Looking at the data below, count the lines that contain the string "with". Write only the total.

◆ Record extracts:
* * * *

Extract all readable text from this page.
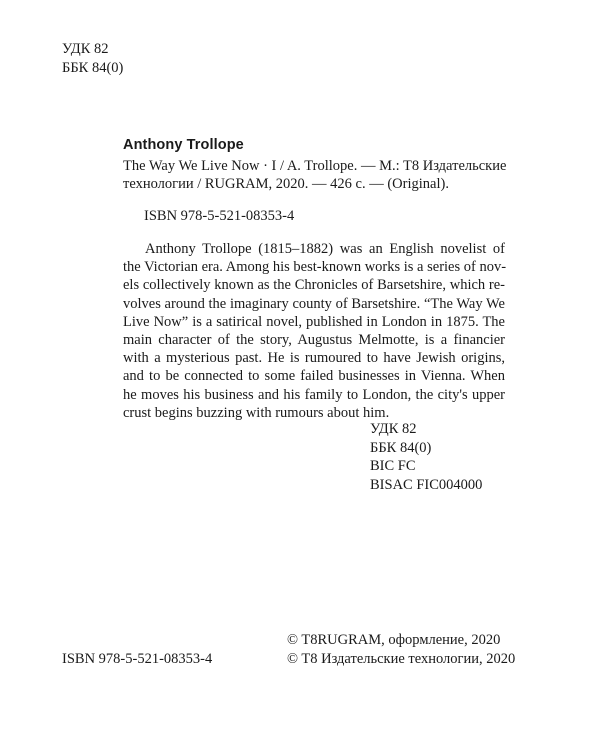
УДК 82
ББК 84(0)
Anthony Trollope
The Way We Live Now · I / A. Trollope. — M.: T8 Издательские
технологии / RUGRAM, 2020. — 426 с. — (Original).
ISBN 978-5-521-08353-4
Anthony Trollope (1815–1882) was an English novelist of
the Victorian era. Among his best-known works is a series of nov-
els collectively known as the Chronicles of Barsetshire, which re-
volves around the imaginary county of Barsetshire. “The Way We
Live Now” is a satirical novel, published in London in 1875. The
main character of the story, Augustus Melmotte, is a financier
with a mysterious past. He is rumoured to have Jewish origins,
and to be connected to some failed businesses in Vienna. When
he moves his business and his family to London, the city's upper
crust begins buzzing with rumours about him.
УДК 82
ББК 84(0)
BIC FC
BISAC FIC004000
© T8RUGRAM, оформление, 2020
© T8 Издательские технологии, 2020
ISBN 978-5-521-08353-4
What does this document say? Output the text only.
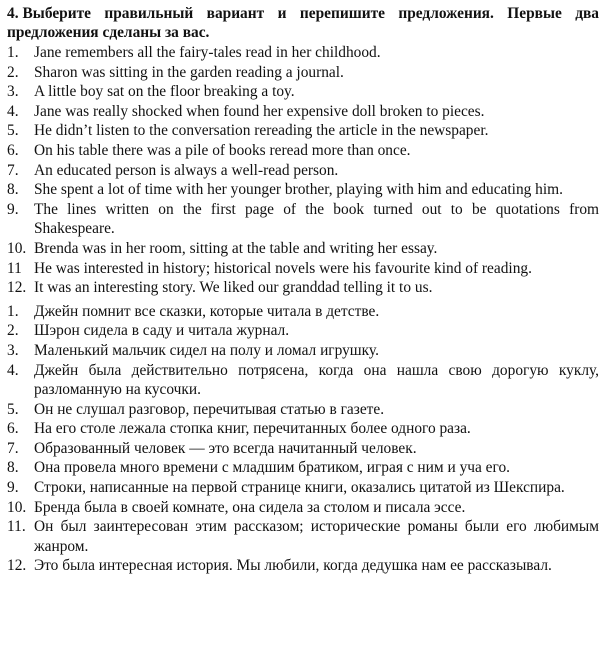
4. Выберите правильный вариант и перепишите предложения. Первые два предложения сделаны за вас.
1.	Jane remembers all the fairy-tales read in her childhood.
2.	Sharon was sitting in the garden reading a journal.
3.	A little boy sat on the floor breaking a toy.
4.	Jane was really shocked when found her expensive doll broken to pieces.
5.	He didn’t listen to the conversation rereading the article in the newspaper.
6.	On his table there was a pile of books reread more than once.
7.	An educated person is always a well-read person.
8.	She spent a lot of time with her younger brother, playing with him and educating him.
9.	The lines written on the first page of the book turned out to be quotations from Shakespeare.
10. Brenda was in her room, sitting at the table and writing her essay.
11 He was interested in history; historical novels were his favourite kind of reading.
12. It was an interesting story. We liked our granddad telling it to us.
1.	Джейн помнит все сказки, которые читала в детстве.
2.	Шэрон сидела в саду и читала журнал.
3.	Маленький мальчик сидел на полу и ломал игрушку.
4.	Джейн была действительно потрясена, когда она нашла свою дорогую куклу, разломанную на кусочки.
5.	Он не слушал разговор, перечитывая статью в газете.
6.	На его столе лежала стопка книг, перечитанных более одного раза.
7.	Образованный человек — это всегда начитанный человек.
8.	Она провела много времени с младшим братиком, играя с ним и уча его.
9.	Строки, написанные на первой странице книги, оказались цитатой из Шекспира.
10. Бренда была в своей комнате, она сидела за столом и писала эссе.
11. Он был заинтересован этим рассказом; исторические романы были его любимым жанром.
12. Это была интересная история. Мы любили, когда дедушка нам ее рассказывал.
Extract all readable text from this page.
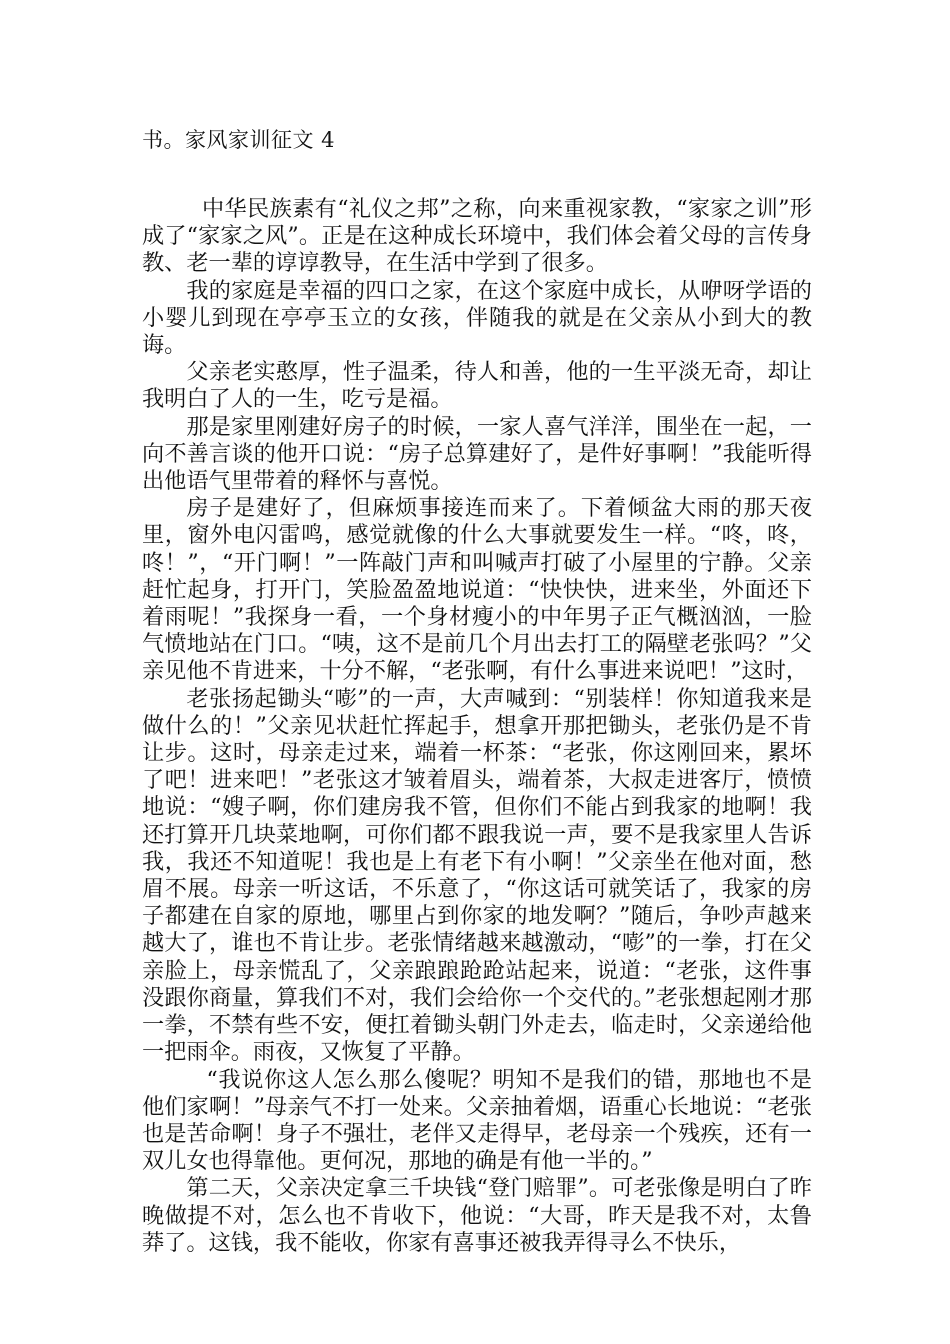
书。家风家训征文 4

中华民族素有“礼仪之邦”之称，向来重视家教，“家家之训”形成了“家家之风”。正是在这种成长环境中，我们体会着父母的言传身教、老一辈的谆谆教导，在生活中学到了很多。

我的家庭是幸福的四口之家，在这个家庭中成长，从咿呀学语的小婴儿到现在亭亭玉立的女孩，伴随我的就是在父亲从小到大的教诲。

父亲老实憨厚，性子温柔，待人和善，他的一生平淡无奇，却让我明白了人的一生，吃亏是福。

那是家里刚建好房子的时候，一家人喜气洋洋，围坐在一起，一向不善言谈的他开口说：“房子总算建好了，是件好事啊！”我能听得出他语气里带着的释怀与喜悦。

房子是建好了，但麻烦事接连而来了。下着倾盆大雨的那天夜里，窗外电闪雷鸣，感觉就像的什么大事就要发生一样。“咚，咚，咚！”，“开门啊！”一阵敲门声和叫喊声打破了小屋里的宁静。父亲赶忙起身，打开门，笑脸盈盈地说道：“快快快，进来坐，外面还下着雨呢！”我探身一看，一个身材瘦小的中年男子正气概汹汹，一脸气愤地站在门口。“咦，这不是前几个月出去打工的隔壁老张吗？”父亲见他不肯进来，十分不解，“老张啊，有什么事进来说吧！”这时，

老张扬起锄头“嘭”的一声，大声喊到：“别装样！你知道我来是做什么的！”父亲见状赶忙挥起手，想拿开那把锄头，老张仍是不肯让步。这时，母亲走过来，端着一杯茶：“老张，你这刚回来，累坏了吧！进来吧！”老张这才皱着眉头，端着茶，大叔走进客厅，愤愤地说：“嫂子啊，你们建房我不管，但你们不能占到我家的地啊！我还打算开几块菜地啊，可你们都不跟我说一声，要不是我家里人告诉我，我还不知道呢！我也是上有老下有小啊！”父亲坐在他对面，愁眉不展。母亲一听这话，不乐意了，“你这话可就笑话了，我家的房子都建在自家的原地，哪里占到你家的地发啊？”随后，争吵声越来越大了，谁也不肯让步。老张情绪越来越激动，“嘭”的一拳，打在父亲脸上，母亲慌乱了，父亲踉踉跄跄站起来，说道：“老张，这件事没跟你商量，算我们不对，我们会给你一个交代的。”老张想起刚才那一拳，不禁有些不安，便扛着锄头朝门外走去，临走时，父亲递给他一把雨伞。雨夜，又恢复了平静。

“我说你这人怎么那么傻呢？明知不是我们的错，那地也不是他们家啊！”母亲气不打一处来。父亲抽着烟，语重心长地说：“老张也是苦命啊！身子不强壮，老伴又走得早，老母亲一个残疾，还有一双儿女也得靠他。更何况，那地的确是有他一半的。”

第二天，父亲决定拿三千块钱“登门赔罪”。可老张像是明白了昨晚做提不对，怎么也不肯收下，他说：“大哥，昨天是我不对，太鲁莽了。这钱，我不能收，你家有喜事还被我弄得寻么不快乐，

* * * *

◆ Task answer: 3